— Start DATA EXTRACT —

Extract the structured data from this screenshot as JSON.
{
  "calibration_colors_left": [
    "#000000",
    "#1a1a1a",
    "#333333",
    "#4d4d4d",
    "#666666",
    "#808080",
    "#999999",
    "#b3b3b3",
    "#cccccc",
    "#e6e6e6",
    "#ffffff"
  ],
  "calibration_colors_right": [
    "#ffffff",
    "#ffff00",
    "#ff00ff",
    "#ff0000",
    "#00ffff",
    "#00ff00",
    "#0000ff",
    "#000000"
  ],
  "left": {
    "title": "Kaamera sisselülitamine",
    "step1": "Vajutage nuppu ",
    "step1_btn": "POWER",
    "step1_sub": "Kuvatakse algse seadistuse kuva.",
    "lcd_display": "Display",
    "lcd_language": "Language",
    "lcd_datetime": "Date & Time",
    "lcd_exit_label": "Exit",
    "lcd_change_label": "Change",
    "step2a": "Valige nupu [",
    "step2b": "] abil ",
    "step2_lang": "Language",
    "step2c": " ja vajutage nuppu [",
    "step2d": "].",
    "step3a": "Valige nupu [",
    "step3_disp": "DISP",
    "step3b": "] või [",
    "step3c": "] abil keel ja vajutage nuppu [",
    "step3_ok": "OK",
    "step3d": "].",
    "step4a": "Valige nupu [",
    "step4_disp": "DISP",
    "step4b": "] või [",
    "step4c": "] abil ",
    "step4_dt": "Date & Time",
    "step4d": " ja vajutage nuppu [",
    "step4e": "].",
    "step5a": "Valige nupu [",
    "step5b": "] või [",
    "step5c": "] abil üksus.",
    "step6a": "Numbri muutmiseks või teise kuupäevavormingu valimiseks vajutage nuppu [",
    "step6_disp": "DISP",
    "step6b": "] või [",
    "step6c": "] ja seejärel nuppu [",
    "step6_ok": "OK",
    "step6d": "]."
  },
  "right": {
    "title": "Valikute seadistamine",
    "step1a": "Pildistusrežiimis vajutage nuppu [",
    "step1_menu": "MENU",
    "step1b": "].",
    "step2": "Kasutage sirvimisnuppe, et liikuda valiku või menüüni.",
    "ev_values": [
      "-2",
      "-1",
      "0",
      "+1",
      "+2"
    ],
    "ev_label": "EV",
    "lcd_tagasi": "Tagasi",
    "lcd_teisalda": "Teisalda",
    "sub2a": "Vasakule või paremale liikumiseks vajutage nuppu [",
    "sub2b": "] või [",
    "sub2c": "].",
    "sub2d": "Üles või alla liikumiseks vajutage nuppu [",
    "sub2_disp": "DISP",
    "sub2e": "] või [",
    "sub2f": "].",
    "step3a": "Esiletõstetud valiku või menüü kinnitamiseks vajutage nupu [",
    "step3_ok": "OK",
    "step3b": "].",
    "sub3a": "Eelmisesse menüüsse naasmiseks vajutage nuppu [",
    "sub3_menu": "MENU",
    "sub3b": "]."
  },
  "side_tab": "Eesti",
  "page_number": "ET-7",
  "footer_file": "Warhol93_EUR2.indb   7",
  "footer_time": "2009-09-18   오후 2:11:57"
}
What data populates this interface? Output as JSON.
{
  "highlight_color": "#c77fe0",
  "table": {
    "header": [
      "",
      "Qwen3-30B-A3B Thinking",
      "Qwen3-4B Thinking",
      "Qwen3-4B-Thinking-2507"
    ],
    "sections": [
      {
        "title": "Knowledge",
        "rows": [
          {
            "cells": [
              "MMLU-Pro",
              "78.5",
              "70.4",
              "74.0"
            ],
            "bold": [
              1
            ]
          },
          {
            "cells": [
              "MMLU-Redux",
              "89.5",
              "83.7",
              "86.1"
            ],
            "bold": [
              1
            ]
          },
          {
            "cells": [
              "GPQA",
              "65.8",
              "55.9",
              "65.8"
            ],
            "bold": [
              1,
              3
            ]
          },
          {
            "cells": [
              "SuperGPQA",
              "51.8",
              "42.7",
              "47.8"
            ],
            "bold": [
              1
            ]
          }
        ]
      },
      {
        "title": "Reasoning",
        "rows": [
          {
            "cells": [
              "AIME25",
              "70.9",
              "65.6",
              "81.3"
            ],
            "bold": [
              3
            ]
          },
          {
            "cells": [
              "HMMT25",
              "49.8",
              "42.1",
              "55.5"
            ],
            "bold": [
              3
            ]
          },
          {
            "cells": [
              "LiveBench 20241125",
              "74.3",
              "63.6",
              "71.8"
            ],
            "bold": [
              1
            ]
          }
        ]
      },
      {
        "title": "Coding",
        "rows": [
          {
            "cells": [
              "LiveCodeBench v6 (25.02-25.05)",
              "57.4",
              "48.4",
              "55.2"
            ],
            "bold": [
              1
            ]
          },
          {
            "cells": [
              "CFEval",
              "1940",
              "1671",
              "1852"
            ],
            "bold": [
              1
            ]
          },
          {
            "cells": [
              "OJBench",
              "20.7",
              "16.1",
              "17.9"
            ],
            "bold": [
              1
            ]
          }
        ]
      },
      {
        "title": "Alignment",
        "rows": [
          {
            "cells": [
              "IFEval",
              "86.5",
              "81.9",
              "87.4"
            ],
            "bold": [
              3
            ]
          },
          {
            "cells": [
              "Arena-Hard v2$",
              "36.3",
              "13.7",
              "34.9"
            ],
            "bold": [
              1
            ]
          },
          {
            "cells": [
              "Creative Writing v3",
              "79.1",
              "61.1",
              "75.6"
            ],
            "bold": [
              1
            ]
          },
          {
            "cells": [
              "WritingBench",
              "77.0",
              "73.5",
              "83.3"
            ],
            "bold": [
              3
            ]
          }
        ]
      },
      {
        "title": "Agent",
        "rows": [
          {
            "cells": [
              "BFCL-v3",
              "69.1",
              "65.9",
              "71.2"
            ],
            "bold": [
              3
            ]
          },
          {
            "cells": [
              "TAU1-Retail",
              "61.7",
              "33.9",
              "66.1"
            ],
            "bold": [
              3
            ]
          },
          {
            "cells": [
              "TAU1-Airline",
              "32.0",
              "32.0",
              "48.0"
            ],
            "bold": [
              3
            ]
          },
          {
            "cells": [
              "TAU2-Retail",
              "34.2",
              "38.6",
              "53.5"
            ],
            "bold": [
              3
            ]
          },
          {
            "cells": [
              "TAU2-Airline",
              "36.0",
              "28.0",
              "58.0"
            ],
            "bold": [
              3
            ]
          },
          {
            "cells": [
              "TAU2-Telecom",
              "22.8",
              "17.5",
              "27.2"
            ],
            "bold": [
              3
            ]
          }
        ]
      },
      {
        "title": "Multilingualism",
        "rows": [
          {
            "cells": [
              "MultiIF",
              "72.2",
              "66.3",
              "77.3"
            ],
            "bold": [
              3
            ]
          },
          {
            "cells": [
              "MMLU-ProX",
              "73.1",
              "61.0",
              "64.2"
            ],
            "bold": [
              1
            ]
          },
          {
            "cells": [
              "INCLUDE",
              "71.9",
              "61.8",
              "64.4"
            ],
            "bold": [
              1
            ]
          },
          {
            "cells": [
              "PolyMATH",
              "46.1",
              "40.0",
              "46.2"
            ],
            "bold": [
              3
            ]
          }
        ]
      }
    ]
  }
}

— End DATA EXTRACT —

PROBLEM STATEMENT: All of the entries above must be quoted exactly.

SOLUTION:
Extract the structured data from this screenshot as JSON.
{
  "calibration_colors_left": [
    "#000000",
    "#1a1a1a",
    "#333333",
    "#4d4d4d",
    "#666666",
    "#808080",
    "#999999",
    "#b3b3b3",
    "#cccccc",
    "#e6e6e6",
    "#ffffff"
  ],
  "calibration_colors_right": [
    "#ffffff",
    "#ffff00",
    "#ff00ff",
    "#ff0000",
    "#00ffff",
    "#00ff00",
    "#0000ff",
    "#000000"
  ],
  "left": {
    "title": "Kaamera sisselülitamine",
    "step1": "Vajutage nuppu ",
    "step1_btn": "POWER",
    "step1_sub": "Kuvatakse algse seadistuse kuva.",
    "lcd_display": "Display",
    "lcd_language": "Language",
    "lcd_datetime": "Date & Time",
    "lcd_exit_label": "Exit",
    "lcd_change_label": "Change",
    "step2a": "Valige nupu [",
    "step2b": "] abil ",
    "step2_lang": "Language",
    "step2c": " ja vajutage nuppu [",
    "step2d": "].",
    "step3a": "Valige nupu [",
    "step3_disp": "DISP",
    "step3b": "] või [",
    "step3c": "] abil keel ja vajutage nuppu [",
    "step3_ok": "OK",
    "step3d": "].",
    "step4a": "Valige nupu [",
    "step4_disp": "DISP",
    "step4b": "] või [",
    "step4c": "] abil ",
    "step4_dt": "Date & Time",
    "step4d": " ja vajutage nuppu [",
    "step4e": "].",
    "step5a": "Valige nupu [",
    "step5b": "] või [",
    "step5c": "] abil üksus.",
    "step6a": "Numbri muutmiseks või teise kuupäevavormingu valimiseks vajutage nuppu [",
    "step6_disp": "DISP",
    "step6b": "] või [",
    "step6c": "] ja seejärel nuppu [",
    "step6_ok": "OK",
    "step6d": "]."
  },
  "right": {
    "title": "Valikute seadistamine",
    "step1a": "Pildistusrežiimis vajutage nuppu [",
    "step1_menu": "MENU",
    "step1b": "].",
    "step2": "Kasutage sirvimisnuppe, et liikuda valiku või menüüni.",
    "ev_values": [
      "-2",
      "-1",
      "0",
      "+1",
      "+2"
    ],
    "ev_label": "EV",
    "lcd_tagasi": "Tagasi",
    "lcd_teisalda": "Teisalda",
    "sub2a": "Vasakule või paremale liikumiseks vajutage nuppu [",
    "sub2b": "] või [",
    "sub2c": "].",
    "sub2d": "Üles või alla liikumiseks vajutage nuppu [",
    "sub2_disp": "DISP",
    "sub2e": "] või [",
    "sub2f": "].",
    "step3a": "Esiletõstetud valiku või menüü kinnitamiseks vajutage nupu [",
    "step3_ok": "OK",
    "step3b": "].",
    "sub3a": "Eelmisesse menüüsse naasmiseks vajutage nuppu [",
    "sub3_menu": "MENU",
    "sub3b": "]."
  },
  "side_tab": "Eesti",
  "page_number": "ET-7",
  "footer_file": "Warhol93_EUR2.indb   7",
  "footer_time": "2009-09-18   오후 2:11:57"
}
What data populates this interface? Output as JSON.
{
  "highlight_color": "#c77fe0",
  "table": {
    "header": [
      "",
      "Qwen3-30B-A3B Thinking",
      "Qwen3-4B Thinking",
      "Qwen3-4B-Thinking-2507"
    ],
    "sections": [
      {
        "title": "Knowledge",
        "rows": [
          {
            "cells": [
              "MMLU-Pro",
              "78.5",
              "70.4",
              "74.0"
            ],
            "bold": [
              1
            ]
          },
          {
            "cells": [
              "MMLU-Redux",
              "89.5",
              "83.7",
              "86.1"
            ],
            "bold": [
              1
            ]
          },
          {
            "cells": [
              "GPQA",
              "65.8",
              "55.9",
              "65.8"
            ],
            "bold": [
              1,
              3
            ]
          },
          {
            "cells": [
              "SuperGPQA",
              "51.8",
              "42.7",
              "47.8"
            ],
            "bold": [
              1
            ]
          }
        ]
      },
      {
        "title": "Reasoning",
        "rows": [
          {
            "cells": [
              "AIME25",
              "70.9",
              "65.6",
              "81.3"
            ],
            "bold": [
              3
            ]
          },
          {
            "cells": [
              "HMMT25",
              "49.8",
              "42.1",
              "55.5"
            ],
            "bold": [
              3
            ]
          },
          {
            "cells": [
              "LiveBench 20241125",
              "74.3",
              "63.6",
              "71.8"
            ],
            "bold": [
              1
            ]
          }
        ]
      },
      {
        "title": "Coding",
        "rows": [
          {
            "cells": [
              "LiveCodeBench v6 (25.02-25.05)",
              "57.4",
              "48.4",
              "55.2"
            ],
            "bold": [
              1
            ]
          },
          {
            "cells": [
              "CFEval",
              "1940",
              "1671",
              "1852"
            ],
            "bold": [
              1
            ]
          },
          {
            "cells": [
              "OJBench",
              "20.7",
              "16.1",
              "17.9"
            ],
            "bold": [
              1
            ]
          }
        ]
      },
      {
        "title": "Alignment",
        "rows": [
          {
            "cells": [
              "IFEval",
              "86.5",
              "81.9",
              "87.4"
            ],
            "bold": [
              3
            ]
          },
          {
            "cells": [
              "Arena-Hard v2$",
              "36.3",
              "13.7",
              "34.9"
            ],
            "bold": [
              1
            ]
          },
          {
            "cells": [
              "Creative Writing v3",
              "79.1",
              "61.1",
              "75.6"
            ],
            "bold": [
              1
            ]
          },
          {
            "cells": [
              "WritingBench",
              "77.0",
              "73.5",
              "83.3"
            ],
            "bold": [
              3
            ]
          }
        ]
      },
      {
        "title": "Agent",
        "rows": [
          {
            "cells": [
              "BFCL-v3",
              "69.1",
              "65.9",
              "71.2"
            ],
            "bold": [
              3
            ]
          },
          {
            "cells": [
              "TAU1-Retail",
              "61.7",
              "33.9",
              "66.1"
            ],
            "bold": [
              3
            ]
          },
          {
            "cells": [
              "TAU1-Airline",
              "32.0",
              "32.0",
              "48.0"
            ],
            "bold": [
              3
            ]
          },
          {
            "cells": [
              "TAU2-Retail",
              "34.2",
              "38.6",
              "53.5"
            ],
            "bold": [
              3
            ]
          },
          {
            "cells": [
              "TAU2-Airline",
              "36.0",
              "28.0",
              "58.0"
            ],
            "bold": [
              3
            ]
          },
          {
            "cells": [
              "TAU2-Telecom",
              "22.8",
              "17.5",
              "27.2"
            ],
            "bold": [
              3
            ]
          }
        ]
      },
      {
        "title": "Multilingualism",
        "rows": [
          {
            "cells": [
              "MultiIF",
              "72.2",
              "66.3",
              "77.3"
            ],
            "bold": [
              3
            ]
          },
          {
            "cells": [
              "MMLU-ProX",
              "73.1",
              "61.0",
              "64.2"
            ],
            "bold": [
              1
            ]
          },
          {
            "cells": [
              "INCLUDE",
              "71.9",
              "61.8",
              "64.4"
            ],
            "bold": [
              1
            ]
          },
          {
            "cells": [
              "PolyMATH",
              "46.1",
              "40.0",
              "46.2"
            ],
            "bold": [
              3
            ]
          }
        ]
      }
    ]
  }
}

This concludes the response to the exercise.